» **Requirement 1**
In the moyamoya disease passage, what is the most common genetic risk factor for MMD in East Asian populations?
» **Requirement 2**
Return the part of the moyamoya disease passage starting with "This study enrolled" and going on through "the ICA [13].", copied word for word.

» **Reading passage**
MMD is characterized by progressive stenosis at the terminal portion of the internal cerebral artery (ICA) and dilated perforating arteries, forming various fragile collaterals known as moyamoya vessels. Although the involvement of the terminal portion of the ICA is a distinct characteristic of MMD, current insights have indicated that the distinctive angiographic characteristics of MMD may not be present in its initial stages [7]. In MMD, cerebral hemodynamics are impaired, causing transient ischemic attack (TIA) and cerebral infarction, whereas the dilated, fragile moyamoya vessels sometimes rupture and cause hemorrhage [8, 9]. RNF213 p.R4810K mutation is the most common genetic risk factor for MMD in the East Asian populations [10, 11]. A recent study demonstrated that the mutation was also associated with quasi-MMD [12].

The Asymptomatic Moyamoya Registry study (AMORE study) designated a hemisphere with stenosis in the proximal portion of the middle cerebral artery (MCA) or anterior cerebral artery (ACA), whereas the ICA terminal portion remains intact, as a “questionable (Q)” hemisphere [13]. Compared with Q hemispheres, definitive moyamoya hemispheres are at a higher risk for cerebrovascular events. Moreover, revascularization surgery is more effective in patients with MMD than in those with other steno-occlusive diseases [14]. Therefore, it is beneficial to identify patients with early manifestations of MMD among those with MCAD. However, few studies have addressed the risk factors for MCAD development. We hypothesized that the p.R4810K mutation is associated with progression from MCAD (“Q” hemisphere) to definitive MMD. To test this hypothesis, we aimed to extensively investigate the risk factors for the development of MMD, including MMD and quasi-MMD, in patients with MCAD. This study will contribute to improving the management of patients with MCAD through risk stratification and to a better understanding of the progression patterns of MMD from MCAD.

Materials and Methods

Patient Population and Imaging Study Assessment

We retrospectively reviewed consecutive patients with intracranial artery stenosis at our institution, all of whom had been genotyped for the p.R4810K mutation in RNF213. The patients were initially diagnosed between December 2000 and December 2023.

We reviewed the clinical data and radiological examinations from the patient’s medical records, including 1.5- or 3.0-T magnetic resonance (MR) images and conventional angiography, if available. Radiological evaluation included the development of MMD, stenosis progression, and grade 2 periventricular anastomosis.

This study enrolled patients with MCAD who, at initial presentation, had stenosis in the M1 segment of the MCA, without any stenosis in the terminal portion of the ICA [15]. Stenosis in the terminal portion of the ICA was rigorously evaluated, adhering to established diagnostic criteria [16]. Patients presenting with a unilateral MCAD hemisphere and a contralateral moyamoya hemisphere were excluded from the study. For the included patients, each hemisphere was further categorized as “Q” or unaffected. According to the AMORE study, a “Q” hemisphere is defined as one exhibiting stenosis in the proximal portion of the MCA or ACA but not in the terminal of the ICA [13].

» **Information**
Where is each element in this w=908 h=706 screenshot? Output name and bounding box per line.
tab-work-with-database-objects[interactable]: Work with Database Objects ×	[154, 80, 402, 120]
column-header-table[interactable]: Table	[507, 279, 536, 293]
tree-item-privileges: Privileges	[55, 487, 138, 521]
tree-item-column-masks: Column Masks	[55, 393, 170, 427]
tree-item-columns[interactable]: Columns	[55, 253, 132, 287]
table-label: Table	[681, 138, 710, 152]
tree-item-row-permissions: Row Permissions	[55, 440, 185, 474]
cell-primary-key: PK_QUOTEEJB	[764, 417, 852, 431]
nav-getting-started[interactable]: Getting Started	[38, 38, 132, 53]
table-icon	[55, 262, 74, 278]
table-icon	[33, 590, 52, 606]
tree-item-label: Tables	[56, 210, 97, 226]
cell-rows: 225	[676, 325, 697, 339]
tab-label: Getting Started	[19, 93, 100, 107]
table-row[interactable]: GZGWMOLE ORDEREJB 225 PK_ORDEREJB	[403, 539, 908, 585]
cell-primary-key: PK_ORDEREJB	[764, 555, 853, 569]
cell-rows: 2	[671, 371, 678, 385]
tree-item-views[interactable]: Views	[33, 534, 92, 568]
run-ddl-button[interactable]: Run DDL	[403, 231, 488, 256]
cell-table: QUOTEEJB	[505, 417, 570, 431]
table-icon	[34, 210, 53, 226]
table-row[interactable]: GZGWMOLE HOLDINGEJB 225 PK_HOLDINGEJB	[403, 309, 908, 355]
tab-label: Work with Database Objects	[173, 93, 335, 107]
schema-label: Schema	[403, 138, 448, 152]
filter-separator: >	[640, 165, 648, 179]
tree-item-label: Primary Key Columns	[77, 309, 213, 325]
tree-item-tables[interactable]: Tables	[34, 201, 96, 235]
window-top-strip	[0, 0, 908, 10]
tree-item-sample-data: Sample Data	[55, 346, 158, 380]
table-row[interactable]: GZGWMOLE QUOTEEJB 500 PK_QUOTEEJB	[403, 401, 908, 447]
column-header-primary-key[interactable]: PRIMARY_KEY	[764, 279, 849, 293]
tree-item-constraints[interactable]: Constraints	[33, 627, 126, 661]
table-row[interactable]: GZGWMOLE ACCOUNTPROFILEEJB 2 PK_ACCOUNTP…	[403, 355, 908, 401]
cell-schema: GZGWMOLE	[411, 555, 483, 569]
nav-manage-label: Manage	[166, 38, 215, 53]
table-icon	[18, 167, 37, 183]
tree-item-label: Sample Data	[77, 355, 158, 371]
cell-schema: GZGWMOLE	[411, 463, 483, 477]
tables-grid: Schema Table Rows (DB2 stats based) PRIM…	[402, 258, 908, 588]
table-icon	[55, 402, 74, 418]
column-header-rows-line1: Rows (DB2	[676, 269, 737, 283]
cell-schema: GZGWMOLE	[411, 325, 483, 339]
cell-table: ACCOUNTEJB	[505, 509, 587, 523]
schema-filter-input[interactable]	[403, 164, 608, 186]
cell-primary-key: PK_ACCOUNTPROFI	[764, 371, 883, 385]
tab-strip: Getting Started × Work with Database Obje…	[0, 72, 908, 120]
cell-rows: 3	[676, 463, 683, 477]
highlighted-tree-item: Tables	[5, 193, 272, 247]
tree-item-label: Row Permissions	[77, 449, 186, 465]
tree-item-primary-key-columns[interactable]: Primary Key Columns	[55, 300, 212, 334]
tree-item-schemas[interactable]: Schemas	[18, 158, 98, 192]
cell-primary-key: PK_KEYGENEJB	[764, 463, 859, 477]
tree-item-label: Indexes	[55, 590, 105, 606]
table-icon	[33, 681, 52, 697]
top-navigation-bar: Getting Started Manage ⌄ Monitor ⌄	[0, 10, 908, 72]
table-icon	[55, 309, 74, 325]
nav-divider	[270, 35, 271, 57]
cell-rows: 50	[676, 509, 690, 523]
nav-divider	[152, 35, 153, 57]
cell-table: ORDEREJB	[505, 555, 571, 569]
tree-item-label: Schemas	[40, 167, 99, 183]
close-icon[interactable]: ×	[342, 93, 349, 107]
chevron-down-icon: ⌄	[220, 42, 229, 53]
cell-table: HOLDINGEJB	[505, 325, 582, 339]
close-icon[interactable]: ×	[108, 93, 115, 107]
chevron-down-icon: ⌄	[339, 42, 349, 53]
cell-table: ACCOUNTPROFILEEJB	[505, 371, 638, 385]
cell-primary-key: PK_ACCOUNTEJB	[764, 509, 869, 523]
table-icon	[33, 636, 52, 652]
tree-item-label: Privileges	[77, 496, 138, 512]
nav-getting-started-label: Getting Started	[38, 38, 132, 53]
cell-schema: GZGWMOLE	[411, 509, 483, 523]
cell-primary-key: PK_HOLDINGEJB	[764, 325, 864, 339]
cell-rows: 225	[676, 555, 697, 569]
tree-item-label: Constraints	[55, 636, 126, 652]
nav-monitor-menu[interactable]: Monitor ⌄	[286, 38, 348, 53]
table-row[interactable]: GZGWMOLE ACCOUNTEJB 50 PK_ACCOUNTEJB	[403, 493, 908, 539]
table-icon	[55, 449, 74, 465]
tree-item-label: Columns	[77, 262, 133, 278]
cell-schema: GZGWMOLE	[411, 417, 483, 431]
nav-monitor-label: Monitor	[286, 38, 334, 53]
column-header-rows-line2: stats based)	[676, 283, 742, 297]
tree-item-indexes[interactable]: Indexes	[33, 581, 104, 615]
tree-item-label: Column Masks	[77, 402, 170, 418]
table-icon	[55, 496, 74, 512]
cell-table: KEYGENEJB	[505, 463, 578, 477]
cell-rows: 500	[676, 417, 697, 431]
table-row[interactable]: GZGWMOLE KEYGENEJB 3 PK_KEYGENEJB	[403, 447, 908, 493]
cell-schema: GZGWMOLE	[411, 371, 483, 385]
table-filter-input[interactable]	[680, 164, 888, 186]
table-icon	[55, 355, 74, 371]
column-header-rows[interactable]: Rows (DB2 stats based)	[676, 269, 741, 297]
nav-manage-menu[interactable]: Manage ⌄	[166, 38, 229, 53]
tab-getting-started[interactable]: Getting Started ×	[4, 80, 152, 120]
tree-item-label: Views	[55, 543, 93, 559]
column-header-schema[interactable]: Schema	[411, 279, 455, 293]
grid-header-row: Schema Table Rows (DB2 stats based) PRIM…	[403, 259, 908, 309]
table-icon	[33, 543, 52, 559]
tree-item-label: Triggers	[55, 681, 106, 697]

» **Written reply 1**
The RNF213 p.R4810K mutation.

» **Written reply 2**
This study enrolled patients with MCAD who, at initial presentation, had stenosis in the M1 segment of the MCA, without any stenosis in the terminal portion of the ICA [15]. Stenosis in the terminal portion of the ICA was rigorously evaluated, adhering to established diagnostic criteria [16]. Patients presenting with a unilateral MCAD hemisphere and a contralateral moyamoya hemisphere were excluded from the study. For the included patients, each hemisphere was further categorized as “Q” or unaffected. According to the AMORE study, a “Q” hemisphere is defined as one exhibiting stenosis in the proximal portion of the MCA or ACA but not in the terminal of the ICA [13].